**Requirement**
Any picture among the records should be left out, please; retype the rest exactly.

________________________

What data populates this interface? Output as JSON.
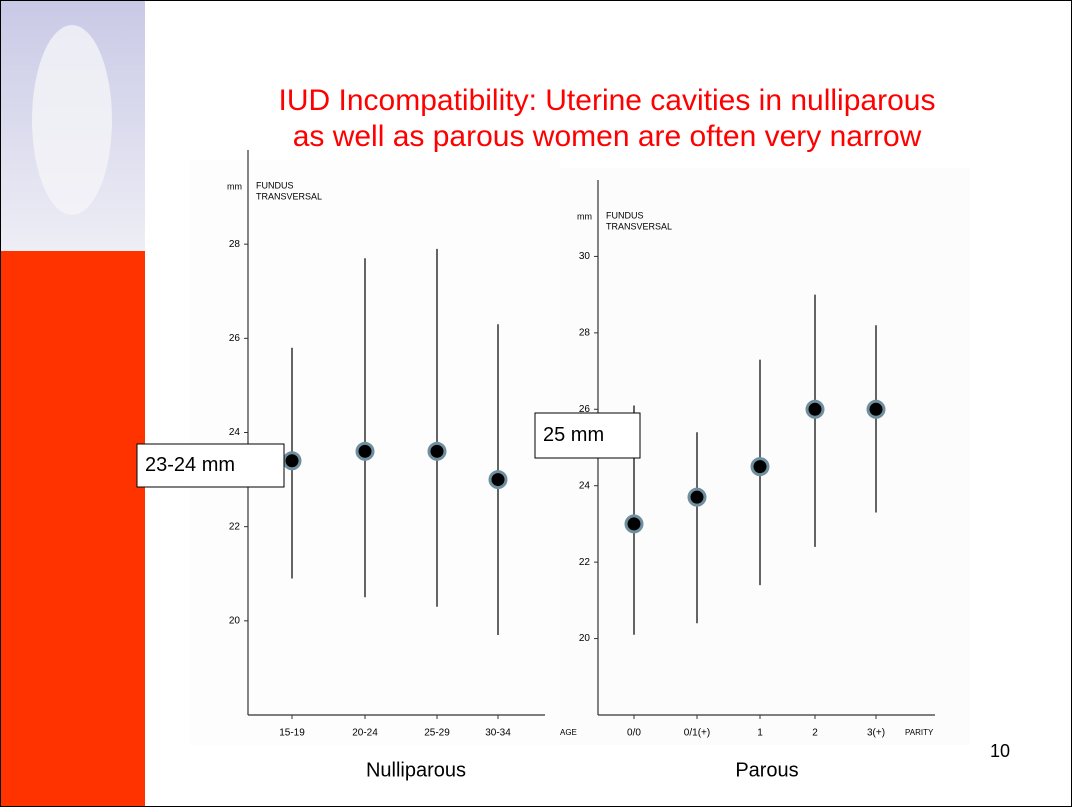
{
  "slide": {
    "title": [
      "IUD Incompatibility: Uterine cavities in nulliparous",
      "as well as parous women are often very narrow"
    ],
    "page_number": "10"
  },
  "chart_data": [
    {
      "type": "range",
      "caption": "Nulliparous",
      "y_unit": "mm",
      "y_label": [
        "FUNDUS",
        "TRANSVERSAL"
      ],
      "x_label": "AGE",
      "categories": [
        "15-19",
        "20-24",
        "25-29",
        "30-34"
      ],
      "values": [
        23.4,
        23.6,
        23.6,
        23.0
      ],
      "low": [
        20.9,
        20.5,
        20.3,
        19.7
      ],
      "high": [
        25.8,
        27.7,
        27.9,
        26.3
      ],
      "color": "#000000",
      "ylim": [
        18,
        30
      ],
      "yticks": [
        20,
        22,
        24,
        26,
        28
      ],
      "annotation": "23-24 mm"
    },
    {
      "type": "range",
      "caption": "Parous",
      "y_unit": "mm",
      "y_label": [
        "FUNDUS",
        "TRANSVERSAL"
      ],
      "x_label": "PARITY",
      "categories": [
        "0/0",
        "0/1(+)",
        "1",
        "2",
        "3(+)"
      ],
      "values": [
        23.0,
        23.7,
        24.5,
        26.0,
        26.0
      ],
      "low": [
        20.1,
        20.4,
        21.4,
        22.4,
        23.3
      ],
      "high": [
        26.1,
        25.4,
        27.3,
        29.0,
        28.2
      ],
      "color": "#000000",
      "ylim": [
        18,
        32
      ],
      "yticks": [
        20,
        22,
        24,
        26,
        28,
        30
      ],
      "annotation": "25 mm"
    }
  ]
}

________________________

**Solution below**
What data populates this interface? Output as JSON.
{
  "slide": {
    "title": [
      "IUD Incompatibility: Uterine cavities in nulliparous",
      "as well as parous women are often very narrow"
    ],
    "page_number": "10"
  },
  "chart_data": [
    {
      "type": "range",
      "caption": "Nulliparous",
      "y_unit": "mm",
      "y_label": [
        "FUNDUS",
        "TRANSVERSAL"
      ],
      "x_label": "AGE",
      "categories": [
        "15-19",
        "20-24",
        "25-29",
        "30-34"
      ],
      "values": [
        23.4,
        23.6,
        23.6,
        23.0
      ],
      "low": [
        20.9,
        20.5,
        20.3,
        19.7
      ],
      "high": [
        25.8,
        27.7,
        27.9,
        26.3
      ],
      "color": "#000000",
      "ylim": [
        18,
        30
      ],
      "yticks": [
        20,
        22,
        24,
        26,
        28
      ],
      "annotation": "23-24 mm"
    },
    {
      "type": "range",
      "caption": "Parous",
      "y_unit": "mm",
      "y_label": [
        "FUNDUS",
        "TRANSVERSAL"
      ],
      "x_label": "PARITY",
      "categories": [
        "0/0",
        "0/1(+)",
        "1",
        "2",
        "3(+)"
      ],
      "values": [
        23.0,
        23.7,
        24.5,
        26.0,
        26.0
      ],
      "low": [
        20.1,
        20.4,
        21.4,
        22.4,
        23.3
      ],
      "high": [
        26.1,
        25.4,
        27.3,
        29.0,
        28.2
      ],
      "color": "#000000",
      "ylim": [
        18,
        32
      ],
      "yticks": [
        20,
        22,
        24,
        26,
        28,
        30
      ],
      "annotation": "25 mm"
    }
  ]
}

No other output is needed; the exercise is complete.